__EXERCISE BRIEF__: Check each line of the listing below for the string "JSON", and copy the ones that have it.

__MATERIAL PROVIDED__:
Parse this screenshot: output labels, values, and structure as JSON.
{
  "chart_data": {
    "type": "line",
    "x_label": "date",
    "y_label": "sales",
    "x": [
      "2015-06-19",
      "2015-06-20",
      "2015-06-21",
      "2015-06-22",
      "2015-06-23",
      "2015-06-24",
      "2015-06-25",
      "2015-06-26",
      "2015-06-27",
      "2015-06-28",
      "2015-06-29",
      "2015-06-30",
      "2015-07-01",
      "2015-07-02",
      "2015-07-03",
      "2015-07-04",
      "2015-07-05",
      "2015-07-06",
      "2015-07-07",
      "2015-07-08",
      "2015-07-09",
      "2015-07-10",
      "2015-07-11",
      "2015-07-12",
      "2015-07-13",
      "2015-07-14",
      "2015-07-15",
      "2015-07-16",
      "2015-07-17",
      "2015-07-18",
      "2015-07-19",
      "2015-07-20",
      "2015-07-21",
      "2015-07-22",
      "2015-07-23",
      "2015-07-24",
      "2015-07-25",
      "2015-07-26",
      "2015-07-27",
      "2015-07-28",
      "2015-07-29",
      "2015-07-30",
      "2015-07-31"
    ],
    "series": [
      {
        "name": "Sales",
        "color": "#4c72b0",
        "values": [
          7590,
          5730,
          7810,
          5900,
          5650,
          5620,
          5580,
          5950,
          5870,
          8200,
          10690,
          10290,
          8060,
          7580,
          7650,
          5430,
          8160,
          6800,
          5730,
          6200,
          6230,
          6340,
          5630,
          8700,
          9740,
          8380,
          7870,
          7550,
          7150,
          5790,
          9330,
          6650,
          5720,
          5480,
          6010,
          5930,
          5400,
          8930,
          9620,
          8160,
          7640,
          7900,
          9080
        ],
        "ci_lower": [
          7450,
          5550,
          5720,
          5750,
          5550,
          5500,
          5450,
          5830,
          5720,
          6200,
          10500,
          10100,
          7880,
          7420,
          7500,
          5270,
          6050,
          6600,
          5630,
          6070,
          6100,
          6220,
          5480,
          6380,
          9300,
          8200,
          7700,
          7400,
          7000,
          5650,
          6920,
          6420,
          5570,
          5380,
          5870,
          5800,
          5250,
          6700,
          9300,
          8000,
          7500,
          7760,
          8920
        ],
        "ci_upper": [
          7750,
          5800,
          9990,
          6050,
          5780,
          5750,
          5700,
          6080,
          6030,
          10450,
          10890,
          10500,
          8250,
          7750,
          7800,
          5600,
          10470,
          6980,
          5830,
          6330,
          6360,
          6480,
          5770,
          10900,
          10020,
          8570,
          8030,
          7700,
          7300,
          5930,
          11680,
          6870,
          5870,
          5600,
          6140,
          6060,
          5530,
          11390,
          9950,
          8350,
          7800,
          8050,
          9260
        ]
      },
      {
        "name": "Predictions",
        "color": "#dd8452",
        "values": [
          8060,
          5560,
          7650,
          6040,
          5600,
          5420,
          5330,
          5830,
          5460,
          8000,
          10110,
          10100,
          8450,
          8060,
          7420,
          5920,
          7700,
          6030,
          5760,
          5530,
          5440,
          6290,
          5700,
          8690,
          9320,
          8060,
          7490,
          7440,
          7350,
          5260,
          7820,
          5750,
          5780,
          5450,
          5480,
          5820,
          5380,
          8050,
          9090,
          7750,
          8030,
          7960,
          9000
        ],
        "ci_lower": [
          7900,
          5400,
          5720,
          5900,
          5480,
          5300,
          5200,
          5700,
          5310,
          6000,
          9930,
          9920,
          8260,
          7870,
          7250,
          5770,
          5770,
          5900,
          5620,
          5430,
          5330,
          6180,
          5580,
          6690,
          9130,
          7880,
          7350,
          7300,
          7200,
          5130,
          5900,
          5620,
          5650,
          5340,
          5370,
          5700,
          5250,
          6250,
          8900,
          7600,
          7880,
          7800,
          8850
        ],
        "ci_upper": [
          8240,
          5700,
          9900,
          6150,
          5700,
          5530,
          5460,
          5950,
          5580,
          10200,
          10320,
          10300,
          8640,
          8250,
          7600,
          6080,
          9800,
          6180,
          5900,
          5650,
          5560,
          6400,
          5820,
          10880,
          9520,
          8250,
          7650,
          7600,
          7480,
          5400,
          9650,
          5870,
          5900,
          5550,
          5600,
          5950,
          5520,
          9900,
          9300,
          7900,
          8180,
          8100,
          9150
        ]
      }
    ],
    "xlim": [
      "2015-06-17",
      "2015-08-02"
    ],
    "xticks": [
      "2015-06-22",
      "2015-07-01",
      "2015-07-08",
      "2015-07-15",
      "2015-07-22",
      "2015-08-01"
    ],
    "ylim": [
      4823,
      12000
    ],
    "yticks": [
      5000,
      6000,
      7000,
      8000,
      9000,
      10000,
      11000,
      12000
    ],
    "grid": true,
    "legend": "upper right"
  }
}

---

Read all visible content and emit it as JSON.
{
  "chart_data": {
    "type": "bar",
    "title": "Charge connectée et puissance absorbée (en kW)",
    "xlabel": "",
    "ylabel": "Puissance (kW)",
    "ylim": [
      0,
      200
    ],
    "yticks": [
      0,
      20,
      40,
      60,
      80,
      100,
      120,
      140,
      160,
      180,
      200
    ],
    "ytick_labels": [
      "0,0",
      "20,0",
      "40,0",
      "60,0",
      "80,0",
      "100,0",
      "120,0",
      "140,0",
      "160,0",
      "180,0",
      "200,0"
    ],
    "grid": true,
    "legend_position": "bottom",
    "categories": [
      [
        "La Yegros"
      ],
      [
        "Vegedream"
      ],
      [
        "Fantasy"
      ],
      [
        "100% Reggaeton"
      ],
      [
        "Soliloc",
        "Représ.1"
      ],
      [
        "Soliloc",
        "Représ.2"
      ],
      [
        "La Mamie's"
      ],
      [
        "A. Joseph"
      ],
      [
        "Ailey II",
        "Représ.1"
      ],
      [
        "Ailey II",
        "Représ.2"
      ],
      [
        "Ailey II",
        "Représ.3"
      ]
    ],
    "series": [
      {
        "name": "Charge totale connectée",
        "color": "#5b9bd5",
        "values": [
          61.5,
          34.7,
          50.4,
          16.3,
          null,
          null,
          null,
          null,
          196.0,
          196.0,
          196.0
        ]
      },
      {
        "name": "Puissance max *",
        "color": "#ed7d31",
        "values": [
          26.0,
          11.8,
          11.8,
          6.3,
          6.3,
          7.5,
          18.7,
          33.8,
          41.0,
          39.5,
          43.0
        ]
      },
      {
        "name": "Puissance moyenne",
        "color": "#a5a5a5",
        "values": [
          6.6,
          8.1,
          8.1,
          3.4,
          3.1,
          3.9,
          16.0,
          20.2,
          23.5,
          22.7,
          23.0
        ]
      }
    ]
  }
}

* * *

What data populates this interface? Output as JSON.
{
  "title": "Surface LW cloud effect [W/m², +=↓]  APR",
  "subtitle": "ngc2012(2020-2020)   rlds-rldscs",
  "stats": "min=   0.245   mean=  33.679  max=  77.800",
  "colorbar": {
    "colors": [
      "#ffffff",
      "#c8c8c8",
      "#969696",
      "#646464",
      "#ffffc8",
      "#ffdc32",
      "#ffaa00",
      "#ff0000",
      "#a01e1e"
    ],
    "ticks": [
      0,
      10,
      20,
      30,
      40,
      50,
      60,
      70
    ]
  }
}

__EXERCISE OUTPUT__:
Parse this screenshot: output labels, values, and structure as JSON.
Read all visible content and emit it as JSON.
What data populates this interface? Output as JSON.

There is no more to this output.